▶ [WORK INSTRUCTIONS]: In the data below, find every line with the string "Гомеопатія" and pull it out.

__________________________________________________

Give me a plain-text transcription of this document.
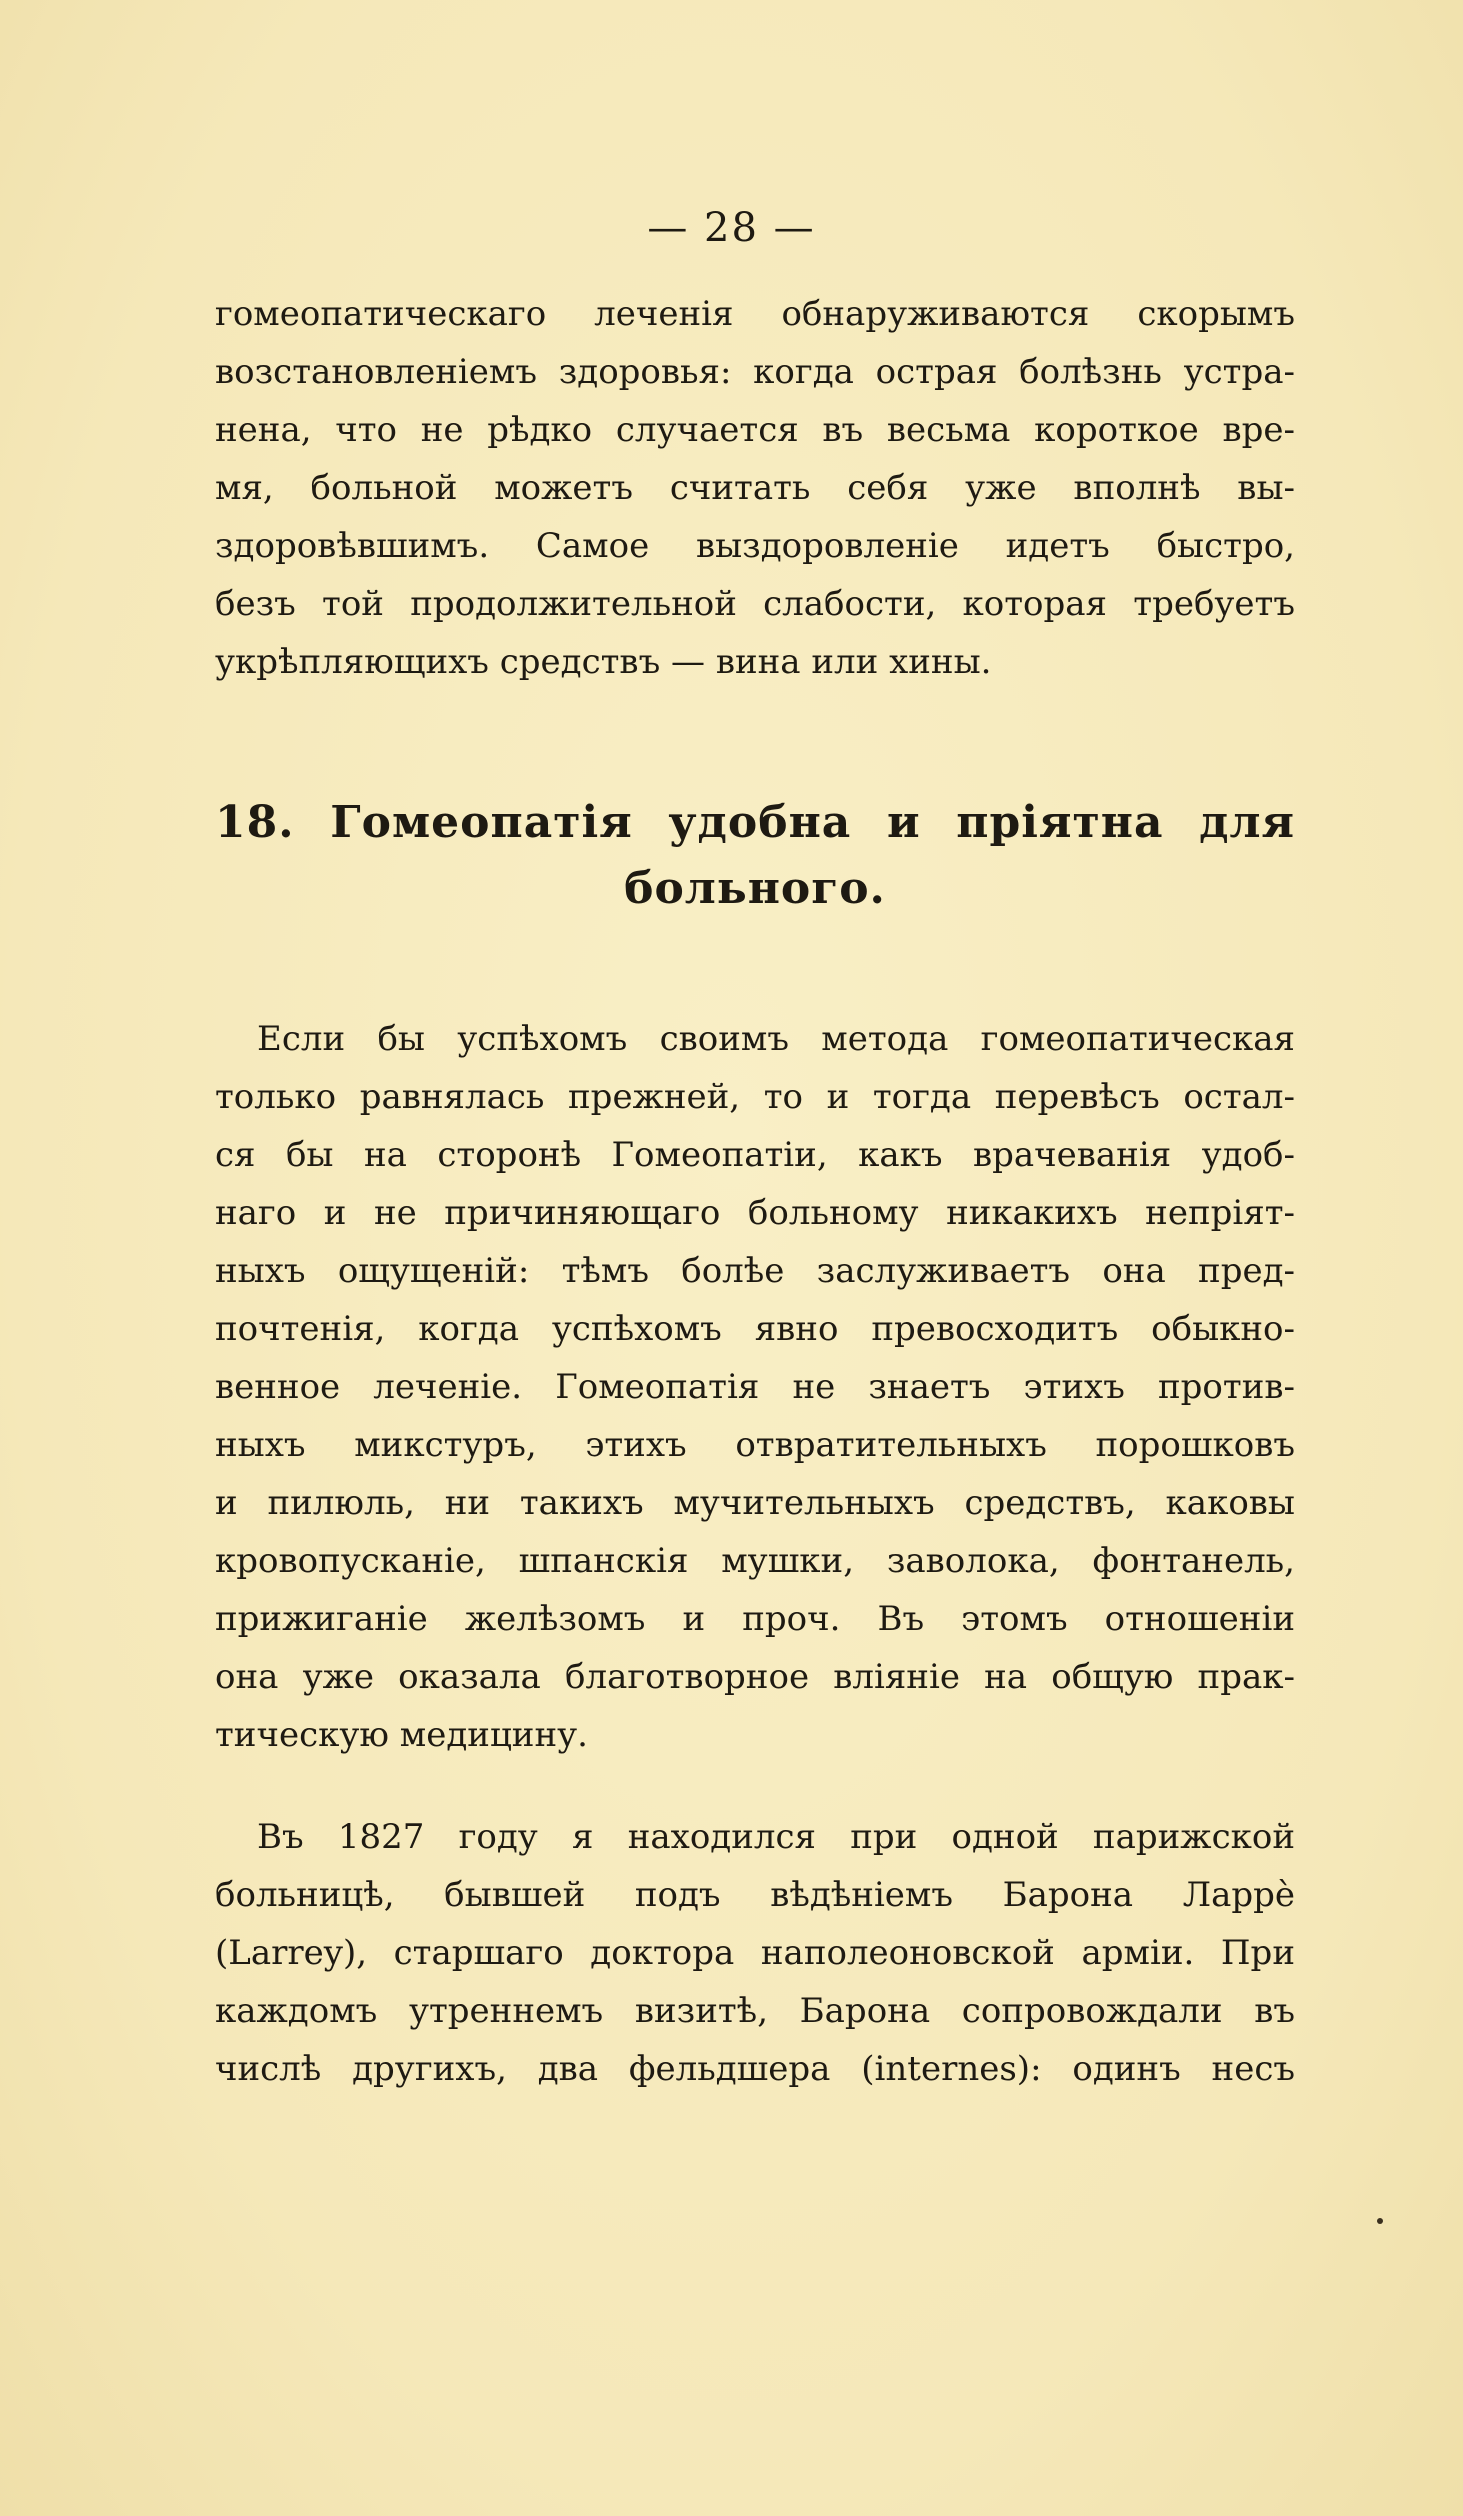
— 28 —
гомеопатическаго леченія обнаруживаются скорымъ
возстановленіемъ здоровья: когда острая болѣзнь устра-
нена, что не рѣдко случается въ весьма короткое вре-
мя, больной можетъ считать себя уже вполнѣ вы-
здоровѣвшимъ. Самое выздоровленіе идетъ быстро,
безъ той продолжительной слабости, которая требуетъ
укрѣпляющихъ средствъ — вина или хины.
18. Гомеопатія удобна и пріятна для
больного.
Если бы успѣхомъ своимъ метода гомеопатическая
только равнялась прежней, то и тогда перевѣсъ остал-
ся бы на сторонѣ Гомеопатіи, какъ врачеванія удоб-
наго и не причиняющаго больному никакихъ непріят-
ныхъ ощущеній: тѣмъ болѣе заслуживаетъ она пред-
почтенія, когда успѣхомъ явно превосходитъ обыкно-
венное леченіе. Гомеопатія не знаетъ этихъ против-
ныхъ микстуръ, этихъ отвратительныхъ порошковъ
и пилюль, ни такихъ мучительныхъ средствъ, каковы
кровопусканіе, шпанскія мушки, заволока, фонтанель,
прижиганіе желѣзомъ и проч. Въ этомъ отношеніи
она уже оказала благотворное вліяніе на общую прак-
тическую медицину.
Въ 1827 году я находился при одной парижской
больницѣ, бывшей подъ вѣдѣніемъ Барона Ларрè
(Larrey), старшаго доктора наполеоновской арміи. При
каждомъ утреннемъ визитѣ, Барона сопровождали въ
числѣ другихъ, два фельдшера (internes): одинъ несъ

__________________________________________________

▶ [FULL OUTPUT]:
18. Гомеопатія удобна и пріятна для
венное леченіе. Гомеопатія не знаетъ этихъ против-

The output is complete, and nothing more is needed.